* EXTRAIT DE DONNÉES:

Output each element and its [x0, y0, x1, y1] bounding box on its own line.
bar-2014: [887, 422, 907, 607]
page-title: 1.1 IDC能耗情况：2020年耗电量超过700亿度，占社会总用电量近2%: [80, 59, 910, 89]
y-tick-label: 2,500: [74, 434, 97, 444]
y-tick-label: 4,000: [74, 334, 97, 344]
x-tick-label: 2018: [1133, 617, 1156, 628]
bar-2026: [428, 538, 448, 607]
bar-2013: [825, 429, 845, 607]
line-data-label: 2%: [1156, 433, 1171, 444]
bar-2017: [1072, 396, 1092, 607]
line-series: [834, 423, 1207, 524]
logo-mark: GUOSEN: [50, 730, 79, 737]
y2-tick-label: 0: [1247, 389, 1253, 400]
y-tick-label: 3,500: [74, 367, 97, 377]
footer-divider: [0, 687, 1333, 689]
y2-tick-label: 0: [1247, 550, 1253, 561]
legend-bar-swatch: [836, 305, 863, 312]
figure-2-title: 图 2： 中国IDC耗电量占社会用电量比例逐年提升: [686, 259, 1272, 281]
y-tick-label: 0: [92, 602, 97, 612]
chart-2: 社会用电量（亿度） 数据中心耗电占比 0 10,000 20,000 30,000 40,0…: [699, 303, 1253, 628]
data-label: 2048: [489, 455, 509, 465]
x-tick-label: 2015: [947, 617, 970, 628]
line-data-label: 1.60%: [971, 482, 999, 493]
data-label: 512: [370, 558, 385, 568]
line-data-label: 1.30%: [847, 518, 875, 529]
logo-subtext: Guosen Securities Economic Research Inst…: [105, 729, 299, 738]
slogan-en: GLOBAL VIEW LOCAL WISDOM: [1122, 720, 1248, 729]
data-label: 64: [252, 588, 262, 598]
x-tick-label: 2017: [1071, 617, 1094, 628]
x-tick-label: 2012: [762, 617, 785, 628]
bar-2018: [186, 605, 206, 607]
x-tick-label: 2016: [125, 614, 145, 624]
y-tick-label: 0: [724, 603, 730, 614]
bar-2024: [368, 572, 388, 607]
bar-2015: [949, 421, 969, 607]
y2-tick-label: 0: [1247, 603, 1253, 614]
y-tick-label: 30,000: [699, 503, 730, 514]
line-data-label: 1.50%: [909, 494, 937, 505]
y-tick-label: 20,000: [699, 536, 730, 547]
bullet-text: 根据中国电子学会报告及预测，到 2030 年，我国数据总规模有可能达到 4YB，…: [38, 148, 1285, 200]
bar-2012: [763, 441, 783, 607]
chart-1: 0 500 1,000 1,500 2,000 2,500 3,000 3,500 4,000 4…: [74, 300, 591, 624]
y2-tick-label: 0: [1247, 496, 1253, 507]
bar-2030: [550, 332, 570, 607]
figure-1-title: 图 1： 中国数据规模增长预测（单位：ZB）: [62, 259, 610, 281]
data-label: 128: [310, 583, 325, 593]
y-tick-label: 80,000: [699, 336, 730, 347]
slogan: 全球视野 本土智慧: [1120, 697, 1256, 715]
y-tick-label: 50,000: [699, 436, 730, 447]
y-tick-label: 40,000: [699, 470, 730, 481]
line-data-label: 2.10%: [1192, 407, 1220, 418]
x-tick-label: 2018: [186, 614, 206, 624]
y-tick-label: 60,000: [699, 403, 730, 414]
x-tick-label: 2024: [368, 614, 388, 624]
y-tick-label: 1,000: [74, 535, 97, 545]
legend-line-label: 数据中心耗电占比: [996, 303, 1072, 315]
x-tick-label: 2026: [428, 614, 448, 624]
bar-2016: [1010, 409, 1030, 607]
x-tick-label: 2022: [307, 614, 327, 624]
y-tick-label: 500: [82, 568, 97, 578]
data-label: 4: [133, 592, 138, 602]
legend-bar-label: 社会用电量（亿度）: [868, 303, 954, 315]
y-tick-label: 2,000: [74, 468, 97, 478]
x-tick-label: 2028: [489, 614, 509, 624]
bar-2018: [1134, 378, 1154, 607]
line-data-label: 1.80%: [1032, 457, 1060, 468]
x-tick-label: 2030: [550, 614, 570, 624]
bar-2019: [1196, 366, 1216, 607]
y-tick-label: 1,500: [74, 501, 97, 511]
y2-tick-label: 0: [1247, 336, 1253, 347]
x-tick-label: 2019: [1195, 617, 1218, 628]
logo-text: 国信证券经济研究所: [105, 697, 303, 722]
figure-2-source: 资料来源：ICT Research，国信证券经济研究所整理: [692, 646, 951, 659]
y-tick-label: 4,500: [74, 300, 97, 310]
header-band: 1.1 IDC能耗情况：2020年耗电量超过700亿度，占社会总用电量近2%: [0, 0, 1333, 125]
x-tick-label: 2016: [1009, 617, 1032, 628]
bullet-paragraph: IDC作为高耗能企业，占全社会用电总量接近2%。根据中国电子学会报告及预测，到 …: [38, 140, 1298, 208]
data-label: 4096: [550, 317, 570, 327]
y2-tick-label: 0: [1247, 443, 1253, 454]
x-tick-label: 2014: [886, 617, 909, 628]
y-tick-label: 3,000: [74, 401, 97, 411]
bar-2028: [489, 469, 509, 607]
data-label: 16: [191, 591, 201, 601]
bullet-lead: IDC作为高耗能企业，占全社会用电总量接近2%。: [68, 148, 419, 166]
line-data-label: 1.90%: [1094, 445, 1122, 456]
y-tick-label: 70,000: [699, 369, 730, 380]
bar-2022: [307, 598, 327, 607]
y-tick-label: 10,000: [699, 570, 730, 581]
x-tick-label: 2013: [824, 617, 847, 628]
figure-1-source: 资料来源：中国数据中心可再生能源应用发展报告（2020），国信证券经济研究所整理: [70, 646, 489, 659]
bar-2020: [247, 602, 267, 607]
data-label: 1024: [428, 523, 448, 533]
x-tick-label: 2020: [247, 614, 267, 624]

* CONSIGNES DE TRAVAIL: Recopiez toutes les lignes ci-dessus en renommant « x-tick-label » en « x-axis-label » partout où il figure, sans rien modifier d'autre.

* RÉPONSE ATTENDUE:
Output each element and its [x0, y0, x1, y1] bounding box on its own line.
bar-2014: [887, 422, 907, 607]
page-title: 1.1 IDC能耗情况：2020年耗电量超过700亿度，占社会总用电量近2%: [80, 59, 910, 89]
y-tick-label: 2,500: [74, 434, 97, 444]
y-tick-label: 4,000: [74, 334, 97, 344]
x-axis-label: 2018: [1133, 617, 1156, 628]
bar-2026: [428, 538, 448, 607]
bar-2013: [825, 429, 845, 607]
line-data-label: 2%: [1156, 433, 1171, 444]
bar-2017: [1072, 396, 1092, 607]
line-series: [834, 423, 1207, 524]
logo-mark: GUOSEN: [50, 730, 79, 737]
y2-tick-label: 0: [1247, 389, 1253, 400]
y-tick-label: 3,500: [74, 367, 97, 377]
footer-divider: [0, 687, 1333, 689]
y2-tick-label: 0: [1247, 550, 1253, 561]
legend-bar-swatch: [836, 305, 863, 312]
figure-2-title: 图 2： 中国IDC耗电量占社会用电量比例逐年提升: [686, 259, 1272, 281]
y-tick-label: 0: [92, 602, 97, 612]
chart-2: 社会用电量（亿度） 数据中心耗电占比 0 10,000 20,000 30,000 40,0…: [699, 303, 1253, 628]
data-label: 2048: [489, 455, 509, 465]
x-axis-label: 2015: [947, 617, 970, 628]
line-data-label: 1.60%: [971, 482, 999, 493]
data-label: 512: [370, 558, 385, 568]
line-data-label: 1.30%: [847, 518, 875, 529]
logo-subtext: Guosen Securities Economic Research Inst…: [105, 729, 299, 738]
slogan-en: GLOBAL VIEW LOCAL WISDOM: [1122, 720, 1248, 729]
data-label: 64: [252, 588, 262, 598]
x-axis-label: 2017: [1071, 617, 1094, 628]
x-axis-label: 2012: [762, 617, 785, 628]
bar-2018: [186, 605, 206, 607]
x-axis-label: 2016: [125, 614, 145, 624]
y-tick-label: 0: [724, 603, 730, 614]
bar-2024: [368, 572, 388, 607]
bar-2015: [949, 421, 969, 607]
y2-tick-label: 0: [1247, 603, 1253, 614]
y-tick-label: 30,000: [699, 503, 730, 514]
line-data-label: 1.50%: [909, 494, 937, 505]
y-tick-label: 20,000: [699, 536, 730, 547]
bullet-text: 根据中国电子学会报告及预测，到 2030 年，我国数据总规模有可能达到 4YB，…: [38, 148, 1285, 200]
bar-2012: [763, 441, 783, 607]
chart-1: 0 500 1,000 1,500 2,000 2,500 3,000 3,500 4,000 4…: [74, 300, 591, 624]
y2-tick-label: 0: [1247, 496, 1253, 507]
bar-2030: [550, 332, 570, 607]
figure-1-title: 图 1： 中国数据规模增长预测（单位：ZB）: [62, 259, 610, 281]
data-label: 128: [310, 583, 325, 593]
y-tick-label: 80,000: [699, 336, 730, 347]
slogan: 全球视野 本土智慧: [1120, 697, 1256, 715]
y-tick-label: 50,000: [699, 436, 730, 447]
y-tick-label: 40,000: [699, 470, 730, 481]
line-data-label: 2.10%: [1192, 407, 1220, 418]
x-axis-label: 2018: [186, 614, 206, 624]
y-tick-label: 60,000: [699, 403, 730, 414]
x-axis-label: 2024: [368, 614, 388, 624]
y-tick-label: 1,000: [74, 535, 97, 545]
legend-line-label: 数据中心耗电占比: [996, 303, 1072, 315]
x-axis-label: 2026: [428, 614, 448, 624]
bar-2016: [1010, 409, 1030, 607]
x-axis-label: 2022: [307, 614, 327, 624]
y-tick-label: 500: [82, 568, 97, 578]
data-label: 4: [133, 592, 138, 602]
legend-bar-label: 社会用电量（亿度）: [868, 303, 954, 315]
y-tick-label: 2,000: [74, 468, 97, 478]
x-axis-label: 2028: [489, 614, 509, 624]
bar-2018: [1134, 378, 1154, 607]
line-data-label: 1.80%: [1032, 457, 1060, 468]
x-axis-label: 2030: [550, 614, 570, 624]
bar-2019: [1196, 366, 1216, 607]
y-tick-label: 1,500: [74, 501, 97, 511]
y2-tick-label: 0: [1247, 336, 1253, 347]
x-axis-label: 2019: [1195, 617, 1218, 628]
logo-text: 国信证券经济研究所: [105, 697, 303, 722]
figure-2-source: 资料来源：ICT Research，国信证券经济研究所整理: [692, 646, 951, 659]
y-tick-label: 4,500: [74, 300, 97, 310]
header-band: 1.1 IDC能耗情况：2020年耗电量超过700亿度，占社会总用电量近2%: [0, 0, 1333, 125]
x-axis-label: 2016: [1009, 617, 1032, 628]
bullet-paragraph: IDC作为高耗能企业，占全社会用电总量接近2%。根据中国电子学会报告及预测，到 …: [38, 140, 1298, 208]
data-label: 4096: [550, 317, 570, 327]
y2-tick-label: 0: [1247, 443, 1253, 454]
x-axis-label: 2014: [886, 617, 909, 628]
y-tick-label: 3,000: [74, 401, 97, 411]
bar-2028: [489, 469, 509, 607]
data-label: 16: [191, 591, 201, 601]
bullet-lead: IDC作为高耗能企业，占全社会用电总量接近2%。: [68, 148, 419, 166]
line-data-label: 1.90%: [1094, 445, 1122, 456]
y-tick-label: 70,000: [699, 369, 730, 380]
bar-2022: [307, 598, 327, 607]
y-tick-label: 10,000: [699, 570, 730, 581]
x-axis-label: 2013: [824, 617, 847, 628]
figure-1-source: 资料来源：中国数据中心可再生能源应用发展报告（2020），国信证券经济研究所整理: [70, 646, 489, 659]
bar-2020: [247, 602, 267, 607]
data-label: 1024: [428, 523, 448, 533]
x-axis-label: 2020: [247, 614, 267, 624]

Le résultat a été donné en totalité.